(Stored data)
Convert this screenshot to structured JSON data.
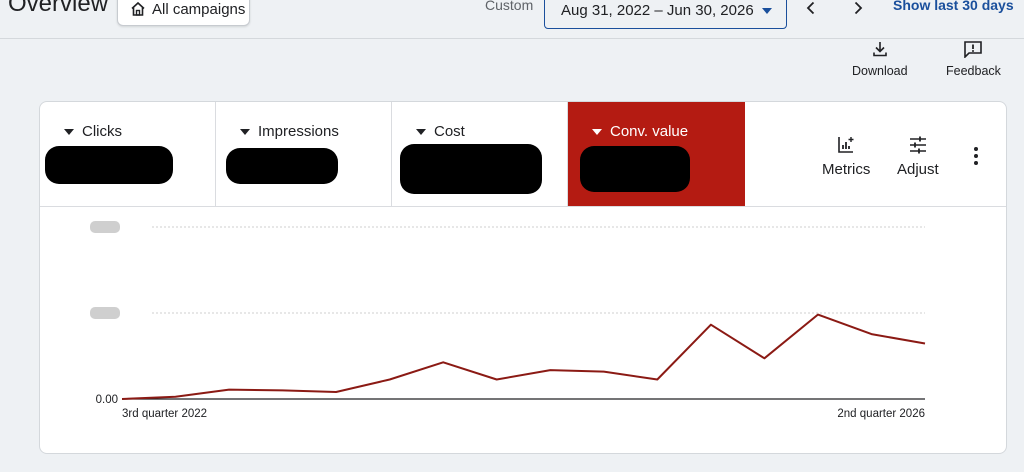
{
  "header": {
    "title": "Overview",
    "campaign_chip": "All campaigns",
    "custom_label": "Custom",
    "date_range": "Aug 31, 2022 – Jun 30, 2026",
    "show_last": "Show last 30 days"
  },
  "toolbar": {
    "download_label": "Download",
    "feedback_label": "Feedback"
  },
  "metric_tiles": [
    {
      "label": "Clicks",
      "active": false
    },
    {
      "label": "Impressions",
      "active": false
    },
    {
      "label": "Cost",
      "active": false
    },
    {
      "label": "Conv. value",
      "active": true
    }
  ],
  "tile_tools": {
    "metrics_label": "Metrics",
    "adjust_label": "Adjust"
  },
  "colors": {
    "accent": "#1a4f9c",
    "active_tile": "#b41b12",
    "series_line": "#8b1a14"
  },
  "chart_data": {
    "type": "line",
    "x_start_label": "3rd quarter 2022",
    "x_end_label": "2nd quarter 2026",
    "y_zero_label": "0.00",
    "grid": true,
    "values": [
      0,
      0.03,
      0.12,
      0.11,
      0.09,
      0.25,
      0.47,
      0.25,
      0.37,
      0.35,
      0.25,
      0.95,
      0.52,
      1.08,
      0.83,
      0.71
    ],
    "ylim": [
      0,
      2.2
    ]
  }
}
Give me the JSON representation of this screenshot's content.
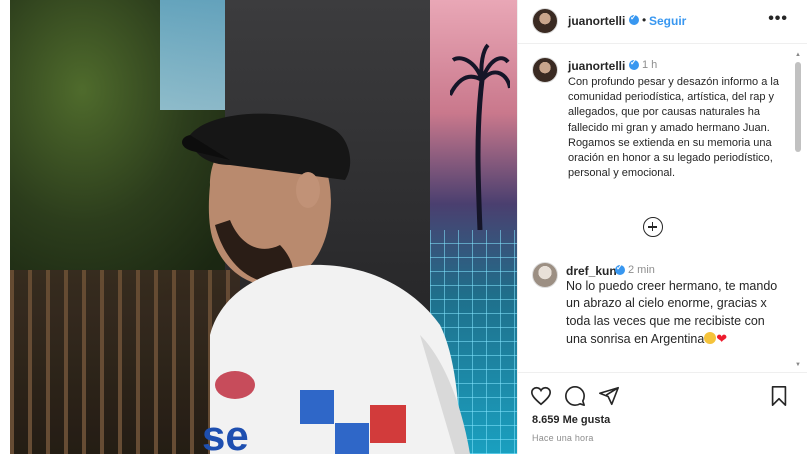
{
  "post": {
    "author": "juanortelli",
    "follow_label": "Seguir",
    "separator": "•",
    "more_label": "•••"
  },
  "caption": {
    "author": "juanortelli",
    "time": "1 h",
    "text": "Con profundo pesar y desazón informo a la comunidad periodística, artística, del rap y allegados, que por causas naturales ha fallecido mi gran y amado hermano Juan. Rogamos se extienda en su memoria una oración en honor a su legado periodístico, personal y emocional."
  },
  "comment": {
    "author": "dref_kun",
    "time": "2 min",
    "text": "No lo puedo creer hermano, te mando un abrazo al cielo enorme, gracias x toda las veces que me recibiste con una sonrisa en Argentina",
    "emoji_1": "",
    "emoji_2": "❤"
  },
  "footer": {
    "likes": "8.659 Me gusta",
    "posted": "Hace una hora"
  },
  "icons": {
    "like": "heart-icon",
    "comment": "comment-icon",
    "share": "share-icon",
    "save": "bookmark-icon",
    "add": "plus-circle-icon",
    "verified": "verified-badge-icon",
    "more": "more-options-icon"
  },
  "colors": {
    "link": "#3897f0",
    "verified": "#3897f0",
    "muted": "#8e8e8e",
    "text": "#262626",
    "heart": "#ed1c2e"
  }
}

PROBLEM DESCRIPTION
Show all lines in the entries above where the string "hermano" appears.

TASK ANSWER
    "text": "Con profundo pesar y desazón informo a la comunidad periodística, artística, del rap y allegados, que por causas naturales ha fallecido mi gran y amado hermano Juan. Rogamos se extienda en su memoria una oración en honor a su legado periodístico, personal y emocional."
    "text": "No lo puedo creer hermano, te mando un abrazo al cielo enorme, gracias x toda las veces que me recibiste con una sonrisa en Argentina",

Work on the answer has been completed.